[Extracted data entries]
↓↓↓
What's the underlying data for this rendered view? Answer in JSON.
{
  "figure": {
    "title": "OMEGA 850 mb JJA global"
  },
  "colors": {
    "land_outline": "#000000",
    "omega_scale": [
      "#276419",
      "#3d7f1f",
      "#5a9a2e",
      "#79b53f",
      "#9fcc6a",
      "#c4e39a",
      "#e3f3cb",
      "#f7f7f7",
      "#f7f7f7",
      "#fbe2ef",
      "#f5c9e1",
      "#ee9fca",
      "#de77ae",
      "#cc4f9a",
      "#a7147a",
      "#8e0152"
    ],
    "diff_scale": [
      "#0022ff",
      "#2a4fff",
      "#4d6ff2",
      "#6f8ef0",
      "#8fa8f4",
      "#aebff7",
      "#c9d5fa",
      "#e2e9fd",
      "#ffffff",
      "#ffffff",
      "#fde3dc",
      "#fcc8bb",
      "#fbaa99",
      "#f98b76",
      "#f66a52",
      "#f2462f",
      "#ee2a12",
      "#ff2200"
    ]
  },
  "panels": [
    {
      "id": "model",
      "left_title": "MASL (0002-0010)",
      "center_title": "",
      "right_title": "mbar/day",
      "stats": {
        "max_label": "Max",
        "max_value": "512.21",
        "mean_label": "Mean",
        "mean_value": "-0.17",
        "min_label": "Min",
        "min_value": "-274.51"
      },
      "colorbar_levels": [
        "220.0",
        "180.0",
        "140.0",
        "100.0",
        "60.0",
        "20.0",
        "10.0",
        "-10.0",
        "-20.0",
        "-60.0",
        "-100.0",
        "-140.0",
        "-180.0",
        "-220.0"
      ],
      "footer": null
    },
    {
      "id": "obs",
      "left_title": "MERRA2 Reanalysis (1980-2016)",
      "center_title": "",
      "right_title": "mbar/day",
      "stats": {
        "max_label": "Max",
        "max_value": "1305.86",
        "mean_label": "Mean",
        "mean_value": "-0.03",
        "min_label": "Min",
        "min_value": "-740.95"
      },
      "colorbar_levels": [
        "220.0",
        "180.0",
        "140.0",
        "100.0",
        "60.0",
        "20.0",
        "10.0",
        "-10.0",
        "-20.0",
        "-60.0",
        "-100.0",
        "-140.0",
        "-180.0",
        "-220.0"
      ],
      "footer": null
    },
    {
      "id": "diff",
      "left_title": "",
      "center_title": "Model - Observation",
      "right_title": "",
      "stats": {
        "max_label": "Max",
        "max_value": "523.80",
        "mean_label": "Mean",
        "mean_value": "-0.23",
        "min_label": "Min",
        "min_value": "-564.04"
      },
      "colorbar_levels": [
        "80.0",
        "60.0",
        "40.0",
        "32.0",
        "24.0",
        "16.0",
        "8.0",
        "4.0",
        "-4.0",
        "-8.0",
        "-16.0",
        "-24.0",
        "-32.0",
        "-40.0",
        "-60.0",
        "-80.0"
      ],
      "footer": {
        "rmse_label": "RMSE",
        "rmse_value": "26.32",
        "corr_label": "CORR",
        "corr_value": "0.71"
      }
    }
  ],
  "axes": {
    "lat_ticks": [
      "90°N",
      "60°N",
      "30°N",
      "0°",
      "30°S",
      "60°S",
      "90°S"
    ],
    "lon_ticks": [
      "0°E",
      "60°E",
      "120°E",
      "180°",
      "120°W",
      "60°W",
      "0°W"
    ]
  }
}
↑↑↑
• **Aim**: Repeat the records above exactly as they appear.

• **Answer to the task**:
What's the underlying data for this rendered view? Answer in JSON.
{
  "figure": {
    "title": "OMEGA 850 mb JJA global"
  },
  "colors": {
    "land_outline": "#000000",
    "omega_scale": [
      "#276419",
      "#3d7f1f",
      "#5a9a2e",
      "#79b53f",
      "#9fcc6a",
      "#c4e39a",
      "#e3f3cb",
      "#f7f7f7",
      "#f7f7f7",
      "#fbe2ef",
      "#f5c9e1",
      "#ee9fca",
      "#de77ae",
      "#cc4f9a",
      "#a7147a",
      "#8e0152"
    ],
    "diff_scale": [
      "#0022ff",
      "#2a4fff",
      "#4d6ff2",
      "#6f8ef0",
      "#8fa8f4",
      "#aebff7",
      "#c9d5fa",
      "#e2e9fd",
      "#ffffff",
      "#ffffff",
      "#fde3dc",
      "#fcc8bb",
      "#fbaa99",
      "#f98b76",
      "#f66a52",
      "#f2462f",
      "#ee2a12",
      "#ff2200"
    ]
  },
  "panels": [
    {
      "id": "model",
      "left_title": "MASL (0002-0010)",
      "center_title": "",
      "right_title": "mbar/day",
      "stats": {
        "max_label": "Max",
        "max_value": "512.21",
        "mean_label": "Mean",
        "mean_value": "-0.17",
        "min_label": "Min",
        "min_value": "-274.51"
      },
      "colorbar_levels": [
        "220.0",
        "180.0",
        "140.0",
        "100.0",
        "60.0",
        "20.0",
        "10.0",
        "-10.0",
        "-20.0",
        "-60.0",
        "-100.0",
        "-140.0",
        "-180.0",
        "-220.0"
      ],
      "footer": null
    },
    {
      "id": "obs",
      "left_title": "MERRA2 Reanalysis (1980-2016)",
      "center_title": "",
      "right_title": "mbar/day",
      "stats": {
        "max_label": "Max",
        "max_value": "1305.86",
        "mean_label": "Mean",
        "mean_value": "-0.03",
        "min_label": "Min",
        "min_value": "-740.95"
      },
      "colorbar_levels": [
        "220.0",
        "180.0",
        "140.0",
        "100.0",
        "60.0",
        "20.0",
        "10.0",
        "-10.0",
        "-20.0",
        "-60.0",
        "-100.0",
        "-140.0",
        "-180.0",
        "-220.0"
      ],
      "footer": null
    },
    {
      "id": "diff",
      "left_title": "",
      "center_title": "Model - Observation",
      "right_title": "",
      "stats": {
        "max_label": "Max",
        "max_value": "523.80",
        "mean_label": "Mean",
        "mean_value": "-0.23",
        "min_label": "Min",
        "min_value": "-564.04"
      },
      "colorbar_levels": [
        "80.0",
        "60.0",
        "40.0",
        "32.0",
        "24.0",
        "16.0",
        "8.0",
        "4.0",
        "-4.0",
        "-8.0",
        "-16.0",
        "-24.0",
        "-32.0",
        "-40.0",
        "-60.0",
        "-80.0"
      ],
      "footer": {
        "rmse_label": "RMSE",
        "rmse_value": "26.32",
        "corr_label": "CORR",
        "corr_value": "0.71"
      }
    }
  ],
  "axes": {
    "lat_ticks": [
      "90°N",
      "60°N",
      "30°N",
      "0°",
      "30°S",
      "60°S",
      "90°S"
    ],
    "lon_ticks": [
      "0°E",
      "60°E",
      "120°E",
      "180°",
      "120°W",
      "60°W",
      "0°W"
    ]
  }
}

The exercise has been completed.